Stated task
Gather each line of the entries below that includes "etiam".

Raw records
────────────────

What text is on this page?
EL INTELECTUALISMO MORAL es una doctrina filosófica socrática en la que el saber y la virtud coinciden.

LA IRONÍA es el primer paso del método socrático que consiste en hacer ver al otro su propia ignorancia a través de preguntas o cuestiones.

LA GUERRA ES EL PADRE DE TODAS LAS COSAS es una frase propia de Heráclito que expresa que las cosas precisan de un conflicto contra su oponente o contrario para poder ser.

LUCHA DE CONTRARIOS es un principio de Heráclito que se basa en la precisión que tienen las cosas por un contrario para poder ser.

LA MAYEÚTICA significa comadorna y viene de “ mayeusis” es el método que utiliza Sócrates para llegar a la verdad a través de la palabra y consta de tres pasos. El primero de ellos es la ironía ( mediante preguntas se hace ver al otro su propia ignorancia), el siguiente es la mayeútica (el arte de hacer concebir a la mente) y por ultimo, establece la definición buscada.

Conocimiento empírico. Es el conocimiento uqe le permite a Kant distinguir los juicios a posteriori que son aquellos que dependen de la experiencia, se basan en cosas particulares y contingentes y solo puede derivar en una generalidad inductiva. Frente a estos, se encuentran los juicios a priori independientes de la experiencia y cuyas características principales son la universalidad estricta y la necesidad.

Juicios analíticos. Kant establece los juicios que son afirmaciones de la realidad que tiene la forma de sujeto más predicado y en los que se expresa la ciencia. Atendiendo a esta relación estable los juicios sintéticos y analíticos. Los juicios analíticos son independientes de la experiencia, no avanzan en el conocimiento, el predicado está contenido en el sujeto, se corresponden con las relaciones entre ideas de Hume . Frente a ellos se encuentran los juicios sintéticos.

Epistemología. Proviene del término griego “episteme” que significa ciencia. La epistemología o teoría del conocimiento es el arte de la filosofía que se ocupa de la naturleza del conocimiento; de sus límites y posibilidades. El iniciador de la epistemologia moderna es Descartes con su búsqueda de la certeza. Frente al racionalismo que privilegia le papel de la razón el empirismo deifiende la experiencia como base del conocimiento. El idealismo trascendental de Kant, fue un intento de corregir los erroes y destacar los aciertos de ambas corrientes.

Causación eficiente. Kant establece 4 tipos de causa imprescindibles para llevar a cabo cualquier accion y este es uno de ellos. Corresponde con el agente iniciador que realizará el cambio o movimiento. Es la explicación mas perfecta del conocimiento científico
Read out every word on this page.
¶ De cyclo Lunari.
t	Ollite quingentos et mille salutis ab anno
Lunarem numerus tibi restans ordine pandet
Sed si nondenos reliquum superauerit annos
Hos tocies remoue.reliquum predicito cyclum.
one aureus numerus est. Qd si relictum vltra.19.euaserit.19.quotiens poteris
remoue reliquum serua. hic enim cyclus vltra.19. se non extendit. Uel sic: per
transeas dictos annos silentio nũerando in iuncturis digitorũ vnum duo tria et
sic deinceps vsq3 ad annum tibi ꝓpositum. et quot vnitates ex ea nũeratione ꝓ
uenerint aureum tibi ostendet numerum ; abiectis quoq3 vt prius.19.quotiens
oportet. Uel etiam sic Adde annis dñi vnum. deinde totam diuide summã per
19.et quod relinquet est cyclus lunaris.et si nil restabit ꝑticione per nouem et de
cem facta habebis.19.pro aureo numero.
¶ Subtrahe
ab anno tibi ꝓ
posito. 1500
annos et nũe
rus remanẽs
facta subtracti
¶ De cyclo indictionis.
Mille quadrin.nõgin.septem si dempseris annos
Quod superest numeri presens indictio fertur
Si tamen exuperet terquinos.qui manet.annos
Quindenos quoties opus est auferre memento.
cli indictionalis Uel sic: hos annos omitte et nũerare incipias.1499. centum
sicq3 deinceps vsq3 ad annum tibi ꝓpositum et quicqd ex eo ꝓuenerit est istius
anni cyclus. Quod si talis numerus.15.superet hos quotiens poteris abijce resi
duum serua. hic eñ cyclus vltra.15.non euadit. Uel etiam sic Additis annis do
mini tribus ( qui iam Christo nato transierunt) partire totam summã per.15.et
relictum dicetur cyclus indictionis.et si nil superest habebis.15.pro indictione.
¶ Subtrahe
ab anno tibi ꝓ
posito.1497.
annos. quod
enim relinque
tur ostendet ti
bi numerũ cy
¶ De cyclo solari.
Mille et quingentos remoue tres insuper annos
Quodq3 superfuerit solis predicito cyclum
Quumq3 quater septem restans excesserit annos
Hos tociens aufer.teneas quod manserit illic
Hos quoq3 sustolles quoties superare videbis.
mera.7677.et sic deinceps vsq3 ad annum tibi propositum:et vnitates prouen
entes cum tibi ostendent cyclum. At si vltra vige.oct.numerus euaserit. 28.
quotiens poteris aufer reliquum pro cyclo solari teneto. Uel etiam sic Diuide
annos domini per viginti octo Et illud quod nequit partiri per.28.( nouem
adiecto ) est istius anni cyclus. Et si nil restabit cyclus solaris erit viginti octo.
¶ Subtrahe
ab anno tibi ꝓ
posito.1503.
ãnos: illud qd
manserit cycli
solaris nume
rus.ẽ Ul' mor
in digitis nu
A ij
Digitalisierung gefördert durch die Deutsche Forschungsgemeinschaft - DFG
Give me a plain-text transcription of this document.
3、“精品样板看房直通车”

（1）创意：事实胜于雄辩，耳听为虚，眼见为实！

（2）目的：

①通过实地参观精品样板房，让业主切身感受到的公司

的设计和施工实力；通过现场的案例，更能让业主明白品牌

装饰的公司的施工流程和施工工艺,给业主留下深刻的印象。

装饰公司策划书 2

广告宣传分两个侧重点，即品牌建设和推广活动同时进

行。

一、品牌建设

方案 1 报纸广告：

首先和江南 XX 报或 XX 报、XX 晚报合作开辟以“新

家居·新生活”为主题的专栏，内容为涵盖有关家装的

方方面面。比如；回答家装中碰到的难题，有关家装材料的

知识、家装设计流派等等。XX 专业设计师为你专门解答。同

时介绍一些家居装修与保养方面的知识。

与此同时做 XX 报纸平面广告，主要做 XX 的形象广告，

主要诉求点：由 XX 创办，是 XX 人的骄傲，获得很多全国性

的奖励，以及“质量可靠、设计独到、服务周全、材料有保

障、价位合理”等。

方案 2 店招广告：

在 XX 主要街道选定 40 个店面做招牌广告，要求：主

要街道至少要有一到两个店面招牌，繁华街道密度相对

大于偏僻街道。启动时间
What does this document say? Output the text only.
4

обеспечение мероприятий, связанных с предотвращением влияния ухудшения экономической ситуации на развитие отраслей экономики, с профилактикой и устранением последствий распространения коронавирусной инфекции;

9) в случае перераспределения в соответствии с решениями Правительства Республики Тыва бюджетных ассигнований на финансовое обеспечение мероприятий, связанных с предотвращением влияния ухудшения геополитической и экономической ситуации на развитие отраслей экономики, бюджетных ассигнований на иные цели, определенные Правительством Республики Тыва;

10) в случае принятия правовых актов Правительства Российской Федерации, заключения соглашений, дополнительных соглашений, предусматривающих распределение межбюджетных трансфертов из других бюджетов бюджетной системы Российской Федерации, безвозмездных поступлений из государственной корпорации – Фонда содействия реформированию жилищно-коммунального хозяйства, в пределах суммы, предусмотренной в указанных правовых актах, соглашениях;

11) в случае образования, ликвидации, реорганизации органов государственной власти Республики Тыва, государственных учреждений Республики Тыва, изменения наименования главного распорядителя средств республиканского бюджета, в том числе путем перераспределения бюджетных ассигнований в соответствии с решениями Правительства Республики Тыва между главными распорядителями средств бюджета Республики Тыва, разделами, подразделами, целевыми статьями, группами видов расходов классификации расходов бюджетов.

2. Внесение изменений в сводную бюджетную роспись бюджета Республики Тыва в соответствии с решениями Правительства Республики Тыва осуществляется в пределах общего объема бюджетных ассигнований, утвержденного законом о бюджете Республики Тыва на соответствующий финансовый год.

────────────────

Response to the exercise
oportet. Uel etiam sic Adde annis dñi vnum. deinde totam diuide summã per
duum serua. hic eñ cyclus vltra.15.non euadit. Uel etiam sic Additis annis do
quotiens poteris aufer reliquum pro cyclo solari teneto. Uel etiam sic Diuide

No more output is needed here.